Copy all lines of the listing that include the string "Assembly".
⁂
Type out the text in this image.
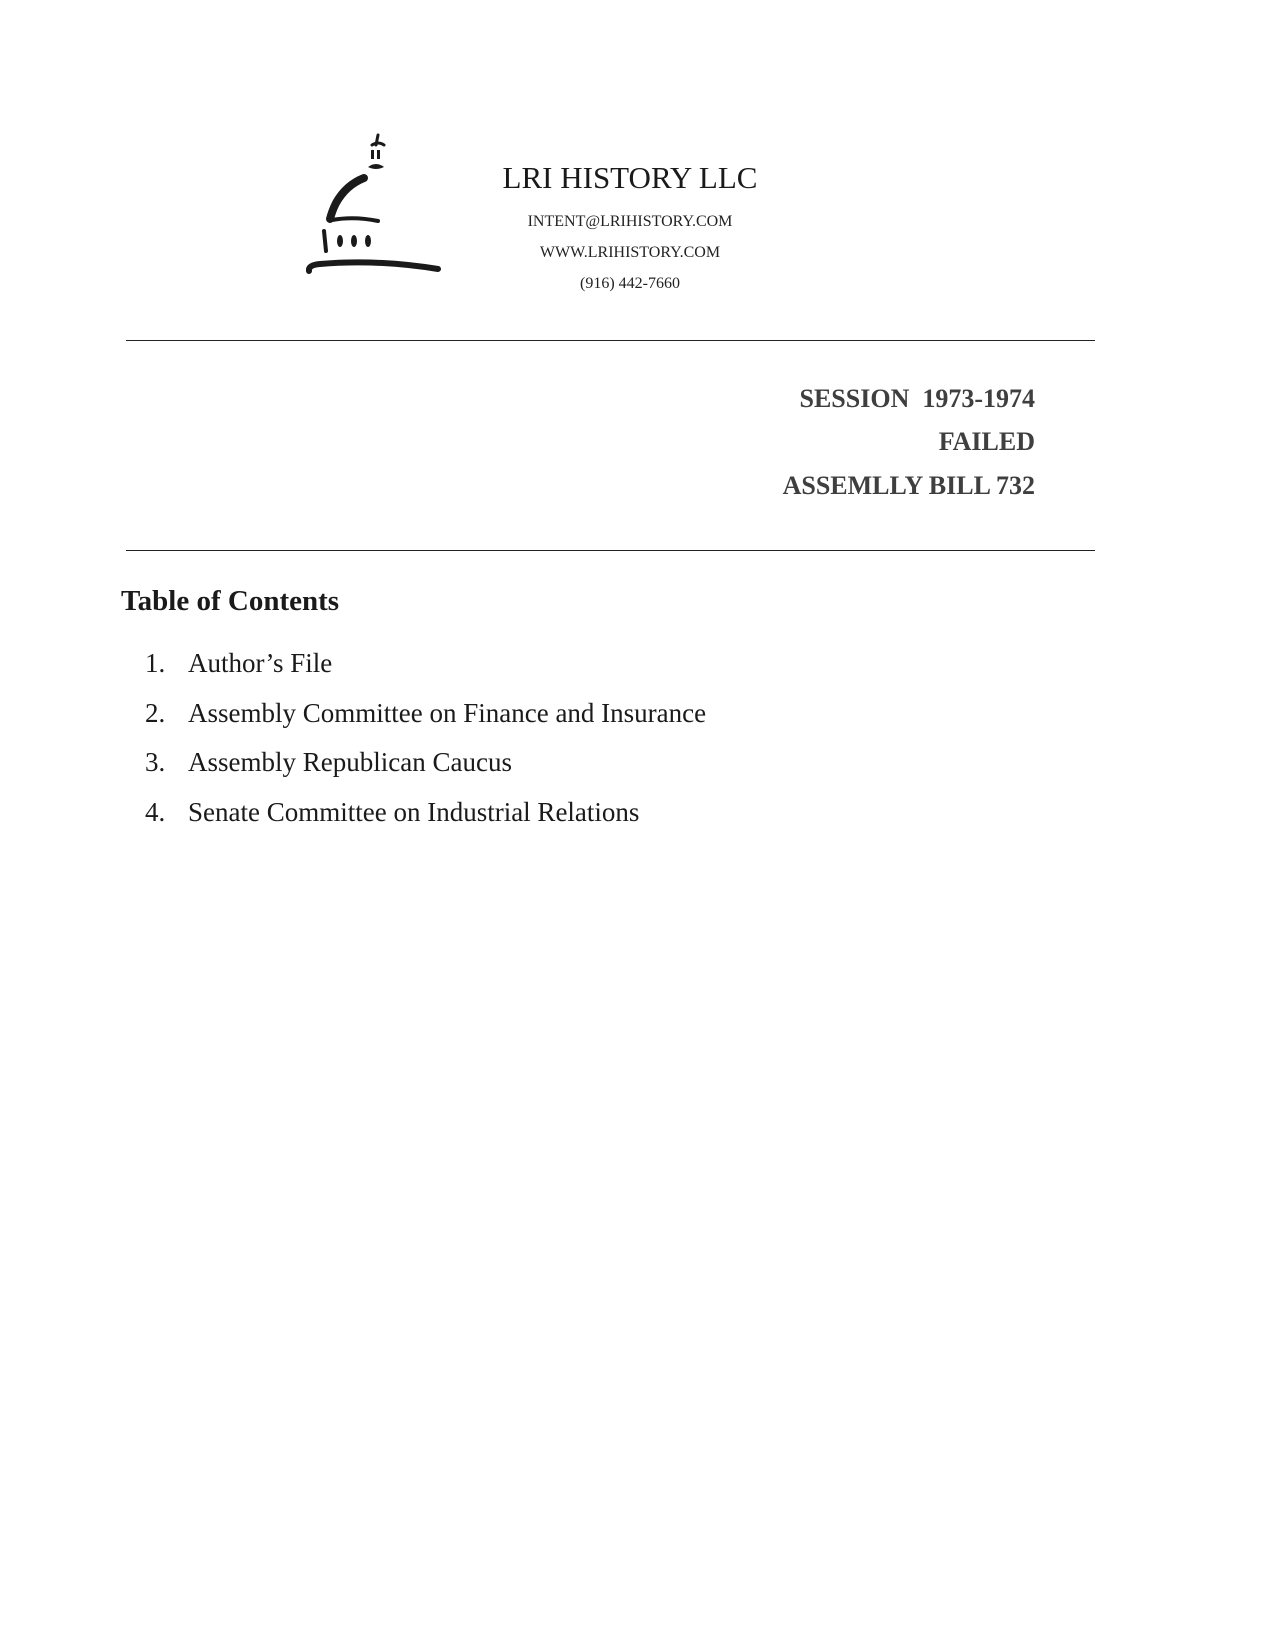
LRI HISTORY LLC
INTENT@LRIHISTORY.COM
WWW.LRIHISTORY.COM
(916) 442-7660
SESSION  1973-1974
FAILED
ASSEMLLY BILL 732
Table of Contents
1. Author’s File
2. Assembly Committee on Finance and Insurance
3. Assembly Republican Caucus
4. Senate Committee on Industrial Relations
⁂
FINAL RESULT =
2. Assembly Committee on Finance and Insurance
3. Assembly Republican Caucus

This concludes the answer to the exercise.